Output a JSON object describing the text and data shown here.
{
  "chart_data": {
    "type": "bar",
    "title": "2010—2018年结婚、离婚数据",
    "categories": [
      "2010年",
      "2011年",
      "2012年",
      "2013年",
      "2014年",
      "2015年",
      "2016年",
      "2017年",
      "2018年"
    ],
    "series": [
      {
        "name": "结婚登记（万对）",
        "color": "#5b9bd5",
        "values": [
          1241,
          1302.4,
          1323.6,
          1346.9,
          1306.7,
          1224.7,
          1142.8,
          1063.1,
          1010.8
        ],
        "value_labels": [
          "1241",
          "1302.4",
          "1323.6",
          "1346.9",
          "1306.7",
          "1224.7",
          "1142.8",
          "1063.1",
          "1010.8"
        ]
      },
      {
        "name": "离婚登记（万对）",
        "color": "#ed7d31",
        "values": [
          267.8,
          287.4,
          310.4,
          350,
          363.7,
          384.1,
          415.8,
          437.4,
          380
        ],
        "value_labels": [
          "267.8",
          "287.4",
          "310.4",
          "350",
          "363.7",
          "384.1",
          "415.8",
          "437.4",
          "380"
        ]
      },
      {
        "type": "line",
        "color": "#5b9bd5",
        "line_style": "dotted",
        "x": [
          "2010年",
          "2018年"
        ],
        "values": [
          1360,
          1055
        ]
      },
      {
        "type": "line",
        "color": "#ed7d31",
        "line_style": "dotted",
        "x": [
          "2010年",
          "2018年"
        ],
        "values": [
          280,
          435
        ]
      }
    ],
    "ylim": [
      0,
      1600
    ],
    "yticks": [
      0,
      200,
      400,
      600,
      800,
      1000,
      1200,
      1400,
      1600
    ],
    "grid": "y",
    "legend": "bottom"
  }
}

Directions:
The records above are to be copied in full, exactly as written.

Response:
Output a JSON object describing the text and data shown here.
{
  "chart_data": {
    "type": "bar",
    "title": "2010—2018年结婚、离婚数据",
    "categories": [
      "2010年",
      "2011年",
      "2012年",
      "2013年",
      "2014年",
      "2015年",
      "2016年",
      "2017年",
      "2018年"
    ],
    "series": [
      {
        "name": "结婚登记（万对）",
        "color": "#5b9bd5",
        "values": [
          1241,
          1302.4,
          1323.6,
          1346.9,
          1306.7,
          1224.7,
          1142.8,
          1063.1,
          1010.8
        ],
        "value_labels": [
          "1241",
          "1302.4",
          "1323.6",
          "1346.9",
          "1306.7",
          "1224.7",
          "1142.8",
          "1063.1",
          "1010.8"
        ]
      },
      {
        "name": "离婚登记（万对）",
        "color": "#ed7d31",
        "values": [
          267.8,
          287.4,
          310.4,
          350,
          363.7,
          384.1,
          415.8,
          437.4,
          380
        ],
        "value_labels": [
          "267.8",
          "287.4",
          "310.4",
          "350",
          "363.7",
          "384.1",
          "415.8",
          "437.4",
          "380"
        ]
      },
      {
        "type": "line",
        "color": "#5b9bd5",
        "line_style": "dotted",
        "x": [
          "2010年",
          "2018年"
        ],
        "values": [
          1360,
          1055
        ]
      },
      {
        "type": "line",
        "color": "#ed7d31",
        "line_style": "dotted",
        "x": [
          "2010年",
          "2018年"
        ],
        "values": [
          280,
          435
        ]
      }
    ],
    "ylim": [
      0,
      1600
    ],
    "yticks": [
      0,
      200,
      400,
      600,
      800,
      1000,
      1200,
      1400,
      1600
    ],
    "grid": "y",
    "legend": "bottom"
  }
}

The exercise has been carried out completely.